The task:
Pick every line out of the entries below that holds the string "Conto", and report them.

Entries supplied:
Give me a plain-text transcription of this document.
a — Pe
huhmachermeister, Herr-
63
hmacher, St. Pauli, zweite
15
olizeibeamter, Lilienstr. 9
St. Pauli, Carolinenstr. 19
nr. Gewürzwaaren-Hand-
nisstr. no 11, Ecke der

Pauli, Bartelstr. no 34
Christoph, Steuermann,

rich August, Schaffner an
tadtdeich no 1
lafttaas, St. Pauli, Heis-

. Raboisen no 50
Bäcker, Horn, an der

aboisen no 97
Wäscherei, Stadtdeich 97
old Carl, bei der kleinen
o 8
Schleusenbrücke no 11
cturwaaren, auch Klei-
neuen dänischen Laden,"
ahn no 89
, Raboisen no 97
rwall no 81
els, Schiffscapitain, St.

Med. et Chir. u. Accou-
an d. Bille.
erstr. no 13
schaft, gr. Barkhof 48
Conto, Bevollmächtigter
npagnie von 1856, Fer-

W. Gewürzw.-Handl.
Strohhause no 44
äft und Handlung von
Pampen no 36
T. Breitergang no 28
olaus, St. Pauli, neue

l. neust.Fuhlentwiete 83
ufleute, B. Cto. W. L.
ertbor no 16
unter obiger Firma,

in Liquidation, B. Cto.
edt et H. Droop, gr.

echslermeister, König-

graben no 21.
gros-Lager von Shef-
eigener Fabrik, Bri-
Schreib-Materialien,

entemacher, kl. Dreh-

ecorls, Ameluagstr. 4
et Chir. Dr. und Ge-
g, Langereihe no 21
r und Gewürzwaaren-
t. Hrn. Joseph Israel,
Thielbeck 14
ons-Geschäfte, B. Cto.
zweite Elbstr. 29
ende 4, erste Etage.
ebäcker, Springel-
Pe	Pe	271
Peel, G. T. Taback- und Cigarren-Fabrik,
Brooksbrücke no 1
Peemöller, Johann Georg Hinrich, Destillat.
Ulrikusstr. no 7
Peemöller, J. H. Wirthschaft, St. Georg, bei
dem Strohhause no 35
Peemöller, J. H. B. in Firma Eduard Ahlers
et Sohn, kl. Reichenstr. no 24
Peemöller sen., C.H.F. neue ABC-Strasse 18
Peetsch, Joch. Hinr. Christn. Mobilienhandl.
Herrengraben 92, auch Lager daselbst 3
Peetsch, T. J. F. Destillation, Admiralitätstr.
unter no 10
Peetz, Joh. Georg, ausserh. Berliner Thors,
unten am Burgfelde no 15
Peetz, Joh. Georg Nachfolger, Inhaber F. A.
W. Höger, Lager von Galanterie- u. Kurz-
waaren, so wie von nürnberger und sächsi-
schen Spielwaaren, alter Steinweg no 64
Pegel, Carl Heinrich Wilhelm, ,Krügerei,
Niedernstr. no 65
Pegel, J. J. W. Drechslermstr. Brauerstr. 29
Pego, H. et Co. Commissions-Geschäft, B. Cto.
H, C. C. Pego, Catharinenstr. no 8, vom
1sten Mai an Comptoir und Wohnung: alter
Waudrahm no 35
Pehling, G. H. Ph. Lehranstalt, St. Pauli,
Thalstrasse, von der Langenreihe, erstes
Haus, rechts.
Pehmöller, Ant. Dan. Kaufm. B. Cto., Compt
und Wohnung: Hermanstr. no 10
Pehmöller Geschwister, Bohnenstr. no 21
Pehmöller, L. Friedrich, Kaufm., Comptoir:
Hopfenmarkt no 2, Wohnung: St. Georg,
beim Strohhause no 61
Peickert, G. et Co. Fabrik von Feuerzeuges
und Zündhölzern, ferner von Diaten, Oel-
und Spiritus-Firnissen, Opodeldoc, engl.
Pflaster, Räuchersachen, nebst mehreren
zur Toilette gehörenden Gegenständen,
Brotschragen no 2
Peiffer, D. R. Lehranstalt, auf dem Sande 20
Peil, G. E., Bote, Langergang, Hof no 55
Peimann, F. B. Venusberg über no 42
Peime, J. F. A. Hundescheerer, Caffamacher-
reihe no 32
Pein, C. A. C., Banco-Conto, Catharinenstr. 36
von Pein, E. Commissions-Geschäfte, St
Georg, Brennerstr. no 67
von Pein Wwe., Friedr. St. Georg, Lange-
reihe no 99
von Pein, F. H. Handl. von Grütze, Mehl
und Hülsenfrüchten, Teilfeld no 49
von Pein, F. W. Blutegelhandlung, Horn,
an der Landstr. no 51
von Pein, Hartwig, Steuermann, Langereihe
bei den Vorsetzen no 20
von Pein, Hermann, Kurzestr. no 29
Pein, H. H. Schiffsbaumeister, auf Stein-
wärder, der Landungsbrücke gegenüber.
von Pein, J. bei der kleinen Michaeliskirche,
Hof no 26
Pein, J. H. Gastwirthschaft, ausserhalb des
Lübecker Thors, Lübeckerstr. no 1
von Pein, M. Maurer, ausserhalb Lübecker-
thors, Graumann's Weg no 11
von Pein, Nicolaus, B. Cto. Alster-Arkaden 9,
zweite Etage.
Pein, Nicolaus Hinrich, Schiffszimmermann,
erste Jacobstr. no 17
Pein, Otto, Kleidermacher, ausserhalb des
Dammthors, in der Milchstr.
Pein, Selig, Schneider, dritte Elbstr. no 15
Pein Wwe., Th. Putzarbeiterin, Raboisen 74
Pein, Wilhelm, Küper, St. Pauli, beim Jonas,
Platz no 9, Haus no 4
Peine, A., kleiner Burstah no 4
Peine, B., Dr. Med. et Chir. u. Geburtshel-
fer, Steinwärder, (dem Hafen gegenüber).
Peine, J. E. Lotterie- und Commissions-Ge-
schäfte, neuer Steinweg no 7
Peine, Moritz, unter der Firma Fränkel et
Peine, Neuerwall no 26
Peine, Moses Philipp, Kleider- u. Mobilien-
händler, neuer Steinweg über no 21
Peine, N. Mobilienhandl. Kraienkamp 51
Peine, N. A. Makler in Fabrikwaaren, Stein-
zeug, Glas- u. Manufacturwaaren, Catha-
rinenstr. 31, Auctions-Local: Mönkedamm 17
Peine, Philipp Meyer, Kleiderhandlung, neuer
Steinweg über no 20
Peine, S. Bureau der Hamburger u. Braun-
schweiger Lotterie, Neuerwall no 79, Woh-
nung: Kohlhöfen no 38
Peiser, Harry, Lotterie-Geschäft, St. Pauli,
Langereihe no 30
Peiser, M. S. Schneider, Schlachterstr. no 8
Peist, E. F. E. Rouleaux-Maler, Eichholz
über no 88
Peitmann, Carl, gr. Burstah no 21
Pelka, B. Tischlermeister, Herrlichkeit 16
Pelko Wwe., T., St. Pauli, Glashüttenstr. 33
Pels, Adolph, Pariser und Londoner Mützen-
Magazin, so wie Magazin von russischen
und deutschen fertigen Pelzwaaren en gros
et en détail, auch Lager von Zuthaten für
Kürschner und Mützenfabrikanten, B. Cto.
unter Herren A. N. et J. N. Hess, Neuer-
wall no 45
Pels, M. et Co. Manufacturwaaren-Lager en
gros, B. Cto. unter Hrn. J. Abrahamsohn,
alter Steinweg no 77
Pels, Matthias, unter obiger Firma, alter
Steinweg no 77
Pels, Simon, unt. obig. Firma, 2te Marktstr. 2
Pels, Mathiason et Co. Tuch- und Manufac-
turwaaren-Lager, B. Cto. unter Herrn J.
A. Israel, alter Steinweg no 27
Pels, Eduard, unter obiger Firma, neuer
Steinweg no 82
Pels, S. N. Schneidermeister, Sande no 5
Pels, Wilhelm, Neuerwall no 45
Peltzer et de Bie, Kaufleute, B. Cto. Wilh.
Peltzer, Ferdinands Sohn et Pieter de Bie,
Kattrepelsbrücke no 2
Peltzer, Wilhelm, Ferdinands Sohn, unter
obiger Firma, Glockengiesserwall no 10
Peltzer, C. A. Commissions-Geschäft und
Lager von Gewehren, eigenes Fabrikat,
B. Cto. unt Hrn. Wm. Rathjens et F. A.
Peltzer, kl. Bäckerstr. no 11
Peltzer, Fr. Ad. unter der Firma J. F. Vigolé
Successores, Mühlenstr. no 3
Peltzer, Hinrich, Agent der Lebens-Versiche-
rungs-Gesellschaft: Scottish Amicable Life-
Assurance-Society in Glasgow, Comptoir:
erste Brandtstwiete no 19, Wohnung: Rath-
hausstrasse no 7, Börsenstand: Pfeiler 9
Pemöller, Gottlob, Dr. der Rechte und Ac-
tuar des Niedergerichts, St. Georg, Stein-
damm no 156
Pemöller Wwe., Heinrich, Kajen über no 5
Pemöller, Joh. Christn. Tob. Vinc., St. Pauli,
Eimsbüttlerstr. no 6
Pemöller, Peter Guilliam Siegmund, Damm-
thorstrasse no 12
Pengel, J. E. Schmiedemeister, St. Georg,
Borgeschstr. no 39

Solution to the exercise:
Conto, Bevollmächtigter
Pein, C. A. C., Banco-Conto, Catharinenstr. 36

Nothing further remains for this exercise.